■ REQUIRED TASK
Every entry that follows should be reproduced exactly.

Dataset items
──────
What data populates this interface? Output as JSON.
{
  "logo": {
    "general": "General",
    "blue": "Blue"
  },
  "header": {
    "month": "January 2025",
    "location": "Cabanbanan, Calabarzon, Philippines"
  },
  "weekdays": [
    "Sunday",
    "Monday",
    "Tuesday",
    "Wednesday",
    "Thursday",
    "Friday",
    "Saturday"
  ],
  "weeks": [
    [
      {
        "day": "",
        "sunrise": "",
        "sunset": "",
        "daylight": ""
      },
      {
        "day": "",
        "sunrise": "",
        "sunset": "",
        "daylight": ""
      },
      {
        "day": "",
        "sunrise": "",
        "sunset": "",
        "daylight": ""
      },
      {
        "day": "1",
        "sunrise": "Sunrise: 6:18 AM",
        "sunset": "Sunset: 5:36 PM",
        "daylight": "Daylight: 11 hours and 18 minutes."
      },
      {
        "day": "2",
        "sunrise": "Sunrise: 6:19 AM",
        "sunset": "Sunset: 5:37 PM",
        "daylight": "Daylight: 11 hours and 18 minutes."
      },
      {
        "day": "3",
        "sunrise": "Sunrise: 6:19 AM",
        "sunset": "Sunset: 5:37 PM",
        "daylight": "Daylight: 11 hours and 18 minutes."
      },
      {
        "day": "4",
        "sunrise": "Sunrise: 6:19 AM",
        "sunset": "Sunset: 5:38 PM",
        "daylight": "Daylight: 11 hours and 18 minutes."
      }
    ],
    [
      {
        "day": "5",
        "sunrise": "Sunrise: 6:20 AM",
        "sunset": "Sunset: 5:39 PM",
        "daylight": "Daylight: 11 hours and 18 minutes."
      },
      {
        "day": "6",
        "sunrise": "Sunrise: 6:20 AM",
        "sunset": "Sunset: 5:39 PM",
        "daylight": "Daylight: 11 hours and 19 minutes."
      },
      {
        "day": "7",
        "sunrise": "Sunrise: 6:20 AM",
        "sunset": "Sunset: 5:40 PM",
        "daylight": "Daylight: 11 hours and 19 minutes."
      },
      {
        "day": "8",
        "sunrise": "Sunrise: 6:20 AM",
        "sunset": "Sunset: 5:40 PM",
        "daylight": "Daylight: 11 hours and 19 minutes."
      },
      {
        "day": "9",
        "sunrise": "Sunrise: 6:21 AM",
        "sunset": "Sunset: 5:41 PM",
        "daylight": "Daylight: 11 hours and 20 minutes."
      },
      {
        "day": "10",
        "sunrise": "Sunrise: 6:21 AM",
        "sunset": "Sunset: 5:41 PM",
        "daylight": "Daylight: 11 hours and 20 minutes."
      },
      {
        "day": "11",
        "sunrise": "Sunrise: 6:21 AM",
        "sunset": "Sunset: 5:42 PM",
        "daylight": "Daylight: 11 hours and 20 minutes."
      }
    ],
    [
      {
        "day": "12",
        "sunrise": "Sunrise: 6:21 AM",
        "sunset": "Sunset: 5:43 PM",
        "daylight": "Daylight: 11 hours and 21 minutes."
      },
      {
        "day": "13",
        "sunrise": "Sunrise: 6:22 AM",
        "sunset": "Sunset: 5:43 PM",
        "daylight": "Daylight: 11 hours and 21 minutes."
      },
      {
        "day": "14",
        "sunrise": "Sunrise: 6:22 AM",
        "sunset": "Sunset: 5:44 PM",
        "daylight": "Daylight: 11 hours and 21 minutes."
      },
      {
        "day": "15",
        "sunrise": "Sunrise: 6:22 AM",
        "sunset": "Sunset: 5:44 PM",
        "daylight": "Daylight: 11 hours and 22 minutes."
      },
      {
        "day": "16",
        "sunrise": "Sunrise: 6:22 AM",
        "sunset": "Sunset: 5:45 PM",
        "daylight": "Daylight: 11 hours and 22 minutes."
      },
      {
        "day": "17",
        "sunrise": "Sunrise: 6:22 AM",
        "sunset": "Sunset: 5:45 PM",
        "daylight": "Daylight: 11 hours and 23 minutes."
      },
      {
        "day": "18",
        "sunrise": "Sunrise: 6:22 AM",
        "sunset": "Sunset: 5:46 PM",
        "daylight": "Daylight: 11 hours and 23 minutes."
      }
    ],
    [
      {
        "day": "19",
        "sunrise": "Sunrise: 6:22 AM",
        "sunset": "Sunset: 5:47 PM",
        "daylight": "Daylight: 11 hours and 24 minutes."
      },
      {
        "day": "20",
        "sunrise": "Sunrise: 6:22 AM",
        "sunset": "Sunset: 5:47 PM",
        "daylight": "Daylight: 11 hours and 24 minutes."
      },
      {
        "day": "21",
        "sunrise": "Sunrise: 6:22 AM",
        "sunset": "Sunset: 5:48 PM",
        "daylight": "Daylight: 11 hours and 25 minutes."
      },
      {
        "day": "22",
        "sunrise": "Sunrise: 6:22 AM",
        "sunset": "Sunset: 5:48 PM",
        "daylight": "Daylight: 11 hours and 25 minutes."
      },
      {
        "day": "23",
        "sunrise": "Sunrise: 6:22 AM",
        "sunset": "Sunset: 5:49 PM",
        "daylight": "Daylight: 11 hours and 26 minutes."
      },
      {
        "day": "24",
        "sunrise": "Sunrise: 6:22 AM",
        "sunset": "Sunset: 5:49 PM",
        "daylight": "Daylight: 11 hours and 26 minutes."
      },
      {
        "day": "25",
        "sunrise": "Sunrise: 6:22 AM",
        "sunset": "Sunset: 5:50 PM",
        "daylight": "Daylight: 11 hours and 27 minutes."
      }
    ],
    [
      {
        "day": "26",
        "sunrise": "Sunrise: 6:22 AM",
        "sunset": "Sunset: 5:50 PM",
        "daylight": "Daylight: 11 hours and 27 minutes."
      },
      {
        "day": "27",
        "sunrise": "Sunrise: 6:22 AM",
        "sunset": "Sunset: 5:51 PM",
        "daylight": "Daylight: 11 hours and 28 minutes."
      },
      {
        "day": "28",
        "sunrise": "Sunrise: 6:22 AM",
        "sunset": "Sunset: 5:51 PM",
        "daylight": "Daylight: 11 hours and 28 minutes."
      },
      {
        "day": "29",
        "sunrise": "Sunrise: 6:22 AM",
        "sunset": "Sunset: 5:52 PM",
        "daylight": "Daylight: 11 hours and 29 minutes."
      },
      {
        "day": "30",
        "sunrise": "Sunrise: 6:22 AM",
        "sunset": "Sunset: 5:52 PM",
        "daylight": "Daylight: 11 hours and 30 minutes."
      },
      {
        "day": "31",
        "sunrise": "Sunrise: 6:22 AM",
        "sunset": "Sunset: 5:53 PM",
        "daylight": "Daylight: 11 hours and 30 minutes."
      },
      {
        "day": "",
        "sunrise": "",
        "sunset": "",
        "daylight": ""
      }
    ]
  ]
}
──────
■ SOLUTION TO THIS EXERCISE
What data populates this interface? Output as JSON.
{
  "logo": {
    "general": "General",
    "blue": "Blue"
  },
  "header": {
    "month": "January 2025",
    "location": "Cabanbanan, Calabarzon, Philippines"
  },
  "weekdays": [
    "Sunday",
    "Monday",
    "Tuesday",
    "Wednesday",
    "Thursday",
    "Friday",
    "Saturday"
  ],
  "weeks": [
    [
      {
        "day": "",
        "sunrise": "",
        "sunset": "",
        "daylight": ""
      },
      {
        "day": "",
        "sunrise": "",
        "sunset": "",
        "daylight": ""
      },
      {
        "day": "",
        "sunrise": "",
        "sunset": "",
        "daylight": ""
      },
      {
        "day": "1",
        "sunrise": "Sunrise: 6:18 AM",
        "sunset": "Sunset: 5:36 PM",
        "daylight": "Daylight: 11 hours and 18 minutes."
      },
      {
        "day": "2",
        "sunrise": "Sunrise: 6:19 AM",
        "sunset": "Sunset: 5:37 PM",
        "daylight": "Daylight: 11 hours and 18 minutes."
      },
      {
        "day": "3",
        "sunrise": "Sunrise: 6:19 AM",
        "sunset": "Sunset: 5:37 PM",
        "daylight": "Daylight: 11 hours and 18 minutes."
      },
      {
        "day": "4",
        "sunrise": "Sunrise: 6:19 AM",
        "sunset": "Sunset: 5:38 PM",
        "daylight": "Daylight: 11 hours and 18 minutes."
      }
    ],
    [
      {
        "day": "5",
        "sunrise": "Sunrise: 6:20 AM",
        "sunset": "Sunset: 5:39 PM",
        "daylight": "Daylight: 11 hours and 18 minutes."
      },
      {
        "day": "6",
        "sunrise": "Sunrise: 6:20 AM",
        "sunset": "Sunset: 5:39 PM",
        "daylight": "Daylight: 11 hours and 19 minutes."
      },
      {
        "day": "7",
        "sunrise": "Sunrise: 6:20 AM",
        "sunset": "Sunset: 5:40 PM",
        "daylight": "Daylight: 11 hours and 19 minutes."
      },
      {
        "day": "8",
        "sunrise": "Sunrise: 6:20 AM",
        "sunset": "Sunset: 5:40 PM",
        "daylight": "Daylight: 11 hours and 19 minutes."
      },
      {
        "day": "9",
        "sunrise": "Sunrise: 6:21 AM",
        "sunset": "Sunset: 5:41 PM",
        "daylight": "Daylight: 11 hours and 20 minutes."
      },
      {
        "day": "10",
        "sunrise": "Sunrise: 6:21 AM",
        "sunset": "Sunset: 5:41 PM",
        "daylight": "Daylight: 11 hours and 20 minutes."
      },
      {
        "day": "11",
        "sunrise": "Sunrise: 6:21 AM",
        "sunset": "Sunset: 5:42 PM",
        "daylight": "Daylight: 11 hours and 20 minutes."
      }
    ],
    [
      {
        "day": "12",
        "sunrise": "Sunrise: 6:21 AM",
        "sunset": "Sunset: 5:43 PM",
        "daylight": "Daylight: 11 hours and 21 minutes."
      },
      {
        "day": "13",
        "sunrise": "Sunrise: 6:22 AM",
        "sunset": "Sunset: 5:43 PM",
        "daylight": "Daylight: 11 hours and 21 minutes."
      },
      {
        "day": "14",
        "sunrise": "Sunrise: 6:22 AM",
        "sunset": "Sunset: 5:44 PM",
        "daylight": "Daylight: 11 hours and 21 minutes."
      },
      {
        "day": "15",
        "sunrise": "Sunrise: 6:22 AM",
        "sunset": "Sunset: 5:44 PM",
        "daylight": "Daylight: 11 hours and 22 minutes."
      },
      {
        "day": "16",
        "sunrise": "Sunrise: 6:22 AM",
        "sunset": "Sunset: 5:45 PM",
        "daylight": "Daylight: 11 hours and 22 minutes."
      },
      {
        "day": "17",
        "sunrise": "Sunrise: 6:22 AM",
        "sunset": "Sunset: 5:45 PM",
        "daylight": "Daylight: 11 hours and 23 minutes."
      },
      {
        "day": "18",
        "sunrise": "Sunrise: 6:22 AM",
        "sunset": "Sunset: 5:46 PM",
        "daylight": "Daylight: 11 hours and 23 minutes."
      }
    ],
    [
      {
        "day": "19",
        "sunrise": "Sunrise: 6:22 AM",
        "sunset": "Sunset: 5:47 PM",
        "daylight": "Daylight: 11 hours and 24 minutes."
      },
      {
        "day": "20",
        "sunrise": "Sunrise: 6:22 AM",
        "sunset": "Sunset: 5:47 PM",
        "daylight": "Daylight: 11 hours and 24 minutes."
      },
      {
        "day": "21",
        "sunrise": "Sunrise: 6:22 AM",
        "sunset": "Sunset: 5:48 PM",
        "daylight": "Daylight: 11 hours and 25 minutes."
      },
      {
        "day": "22",
        "sunrise": "Sunrise: 6:22 AM",
        "sunset": "Sunset: 5:48 PM",
        "daylight": "Daylight: 11 hours and 25 minutes."
      },
      {
        "day": "23",
        "sunrise": "Sunrise: 6:22 AM",
        "sunset": "Sunset: 5:49 PM",
        "daylight": "Daylight: 11 hours and 26 minutes."
      },
      {
        "day": "24",
        "sunrise": "Sunrise: 6:22 AM",
        "sunset": "Sunset: 5:49 PM",
        "daylight": "Daylight: 11 hours and 26 minutes."
      },
      {
        "day": "25",
        "sunrise": "Sunrise: 6:22 AM",
        "sunset": "Sunset: 5:50 PM",
        "daylight": "Daylight: 11 hours and 27 minutes."
      }
    ],
    [
      {
        "day": "26",
        "sunrise": "Sunrise: 6:22 AM",
        "sunset": "Sunset: 5:50 PM",
        "daylight": "Daylight: 11 hours and 27 minutes."
      },
      {
        "day": "27",
        "sunrise": "Sunrise: 6:22 AM",
        "sunset": "Sunset: 5:51 PM",
        "daylight": "Daylight: 11 hours and 28 minutes."
      },
      {
        "day": "28",
        "sunrise": "Sunrise: 6:22 AM",
        "sunset": "Sunset: 5:51 PM",
        "daylight": "Daylight: 11 hours and 28 minutes."
      },
      {
        "day": "29",
        "sunrise": "Sunrise: 6:22 AM",
        "sunset": "Sunset: 5:52 PM",
        "daylight": "Daylight: 11 hours and 29 minutes."
      },
      {
        "day": "30",
        "sunrise": "Sunrise: 6:22 AM",
        "sunset": "Sunset: 5:52 PM",
        "daylight": "Daylight: 11 hours and 30 minutes."
      },
      {
        "day": "31",
        "sunrise": "Sunrise: 6:22 AM",
        "sunset": "Sunset: 5:53 PM",
        "daylight": "Daylight: 11 hours and 30 minutes."
      },
      {
        "day": "",
        "sunrise": "",
        "sunset": "",
        "daylight": ""
      }
    ]
  ]
}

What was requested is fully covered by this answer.